(GIVEN RECORDS):
○ ○ ○ ○ ○

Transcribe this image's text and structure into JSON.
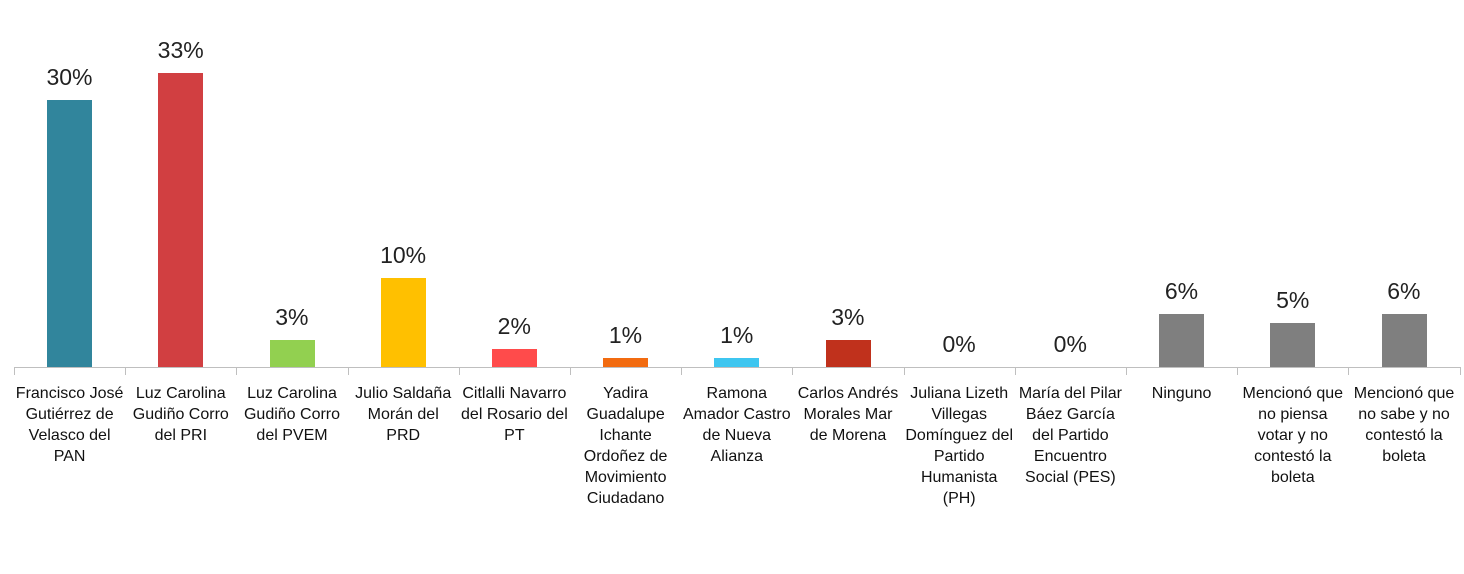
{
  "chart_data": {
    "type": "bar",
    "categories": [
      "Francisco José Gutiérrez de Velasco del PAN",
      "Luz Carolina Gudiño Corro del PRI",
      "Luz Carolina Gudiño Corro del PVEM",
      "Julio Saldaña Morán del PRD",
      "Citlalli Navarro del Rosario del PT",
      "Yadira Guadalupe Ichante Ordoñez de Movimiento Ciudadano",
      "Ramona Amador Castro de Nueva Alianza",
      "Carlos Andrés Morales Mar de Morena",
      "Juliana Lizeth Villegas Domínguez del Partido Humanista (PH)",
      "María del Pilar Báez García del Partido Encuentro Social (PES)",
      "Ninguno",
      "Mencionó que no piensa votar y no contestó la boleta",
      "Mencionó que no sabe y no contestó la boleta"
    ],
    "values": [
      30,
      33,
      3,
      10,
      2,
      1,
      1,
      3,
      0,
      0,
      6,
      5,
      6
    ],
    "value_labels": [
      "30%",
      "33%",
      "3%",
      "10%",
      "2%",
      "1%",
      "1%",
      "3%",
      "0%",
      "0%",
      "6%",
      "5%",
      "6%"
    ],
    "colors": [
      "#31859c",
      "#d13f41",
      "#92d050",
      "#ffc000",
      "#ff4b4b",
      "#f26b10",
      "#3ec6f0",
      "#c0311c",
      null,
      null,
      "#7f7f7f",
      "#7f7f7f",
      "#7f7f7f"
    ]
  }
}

○ ○ ○ ○ ○

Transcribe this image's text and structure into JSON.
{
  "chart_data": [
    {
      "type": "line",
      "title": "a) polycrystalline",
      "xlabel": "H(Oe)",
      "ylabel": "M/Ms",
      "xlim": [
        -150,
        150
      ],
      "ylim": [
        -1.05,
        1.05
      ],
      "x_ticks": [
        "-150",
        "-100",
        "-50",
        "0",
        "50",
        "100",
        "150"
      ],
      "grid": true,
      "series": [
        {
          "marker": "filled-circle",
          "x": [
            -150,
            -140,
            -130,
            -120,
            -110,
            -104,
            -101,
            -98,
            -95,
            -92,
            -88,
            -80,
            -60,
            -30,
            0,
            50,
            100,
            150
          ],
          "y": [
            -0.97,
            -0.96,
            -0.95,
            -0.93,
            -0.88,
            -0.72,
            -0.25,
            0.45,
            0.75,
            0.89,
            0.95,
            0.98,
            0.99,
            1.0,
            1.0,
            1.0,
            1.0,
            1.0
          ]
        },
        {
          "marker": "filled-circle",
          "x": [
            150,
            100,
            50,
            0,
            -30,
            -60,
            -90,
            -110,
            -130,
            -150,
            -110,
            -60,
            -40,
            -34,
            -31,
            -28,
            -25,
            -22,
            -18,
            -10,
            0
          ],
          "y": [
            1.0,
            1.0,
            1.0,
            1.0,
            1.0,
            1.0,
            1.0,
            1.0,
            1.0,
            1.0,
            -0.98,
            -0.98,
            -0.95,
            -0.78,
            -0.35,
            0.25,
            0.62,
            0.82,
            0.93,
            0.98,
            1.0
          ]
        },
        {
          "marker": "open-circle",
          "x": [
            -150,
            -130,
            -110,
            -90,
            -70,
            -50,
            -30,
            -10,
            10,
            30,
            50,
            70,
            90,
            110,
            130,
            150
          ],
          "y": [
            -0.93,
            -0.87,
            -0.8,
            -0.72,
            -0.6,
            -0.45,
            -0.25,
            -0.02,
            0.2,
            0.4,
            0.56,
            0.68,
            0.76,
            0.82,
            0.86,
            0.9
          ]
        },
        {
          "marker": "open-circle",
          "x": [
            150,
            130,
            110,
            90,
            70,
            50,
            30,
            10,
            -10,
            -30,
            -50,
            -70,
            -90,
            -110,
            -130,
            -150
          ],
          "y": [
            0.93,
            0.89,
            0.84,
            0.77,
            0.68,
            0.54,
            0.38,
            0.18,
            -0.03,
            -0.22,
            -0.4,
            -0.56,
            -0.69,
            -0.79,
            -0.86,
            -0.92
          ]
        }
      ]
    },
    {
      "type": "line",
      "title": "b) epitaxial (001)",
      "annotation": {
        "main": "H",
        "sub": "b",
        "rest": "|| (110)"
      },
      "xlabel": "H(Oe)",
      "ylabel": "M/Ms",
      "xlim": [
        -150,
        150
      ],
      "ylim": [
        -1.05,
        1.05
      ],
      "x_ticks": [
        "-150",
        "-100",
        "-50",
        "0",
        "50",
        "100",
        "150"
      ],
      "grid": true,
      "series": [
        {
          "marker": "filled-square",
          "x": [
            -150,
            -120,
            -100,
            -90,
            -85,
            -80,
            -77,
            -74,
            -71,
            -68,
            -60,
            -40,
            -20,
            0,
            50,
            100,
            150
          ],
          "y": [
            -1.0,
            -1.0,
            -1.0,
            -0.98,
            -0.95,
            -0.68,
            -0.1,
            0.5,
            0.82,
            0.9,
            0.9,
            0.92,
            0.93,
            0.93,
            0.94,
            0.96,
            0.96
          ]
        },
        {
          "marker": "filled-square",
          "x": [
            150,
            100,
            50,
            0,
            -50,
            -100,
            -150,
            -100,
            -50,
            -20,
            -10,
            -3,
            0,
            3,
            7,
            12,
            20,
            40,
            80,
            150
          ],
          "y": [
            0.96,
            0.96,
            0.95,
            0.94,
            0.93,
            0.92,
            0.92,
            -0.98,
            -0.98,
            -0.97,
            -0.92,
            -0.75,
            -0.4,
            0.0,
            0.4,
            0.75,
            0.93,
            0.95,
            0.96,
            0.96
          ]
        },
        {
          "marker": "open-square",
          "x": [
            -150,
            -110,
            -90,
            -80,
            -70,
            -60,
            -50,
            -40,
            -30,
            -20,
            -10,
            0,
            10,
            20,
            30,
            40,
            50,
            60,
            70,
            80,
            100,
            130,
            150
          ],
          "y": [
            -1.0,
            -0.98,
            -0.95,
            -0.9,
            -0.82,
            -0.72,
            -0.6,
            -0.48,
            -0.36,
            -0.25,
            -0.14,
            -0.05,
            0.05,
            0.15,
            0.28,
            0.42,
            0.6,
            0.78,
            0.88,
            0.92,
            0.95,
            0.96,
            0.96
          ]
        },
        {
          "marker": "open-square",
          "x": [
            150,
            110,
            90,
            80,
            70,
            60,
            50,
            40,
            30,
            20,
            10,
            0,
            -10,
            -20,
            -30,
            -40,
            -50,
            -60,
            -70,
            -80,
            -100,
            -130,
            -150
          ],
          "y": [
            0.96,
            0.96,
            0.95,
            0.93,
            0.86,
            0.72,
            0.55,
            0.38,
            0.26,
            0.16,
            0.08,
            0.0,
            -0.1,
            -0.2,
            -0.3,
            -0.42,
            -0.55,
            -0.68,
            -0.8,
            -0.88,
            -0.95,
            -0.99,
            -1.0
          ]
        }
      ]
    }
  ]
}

○ ○ ○ ○ ○

(TASK STATEMENT):
In the records above, locate every line with the string "Partido" and copy it.

(TASK RESULT):
      "Juliana Lizeth Villegas Domínguez del Partido Humanista (PH)",
      "María del Pilar Báez García del Partido Encuentro Social (PES)",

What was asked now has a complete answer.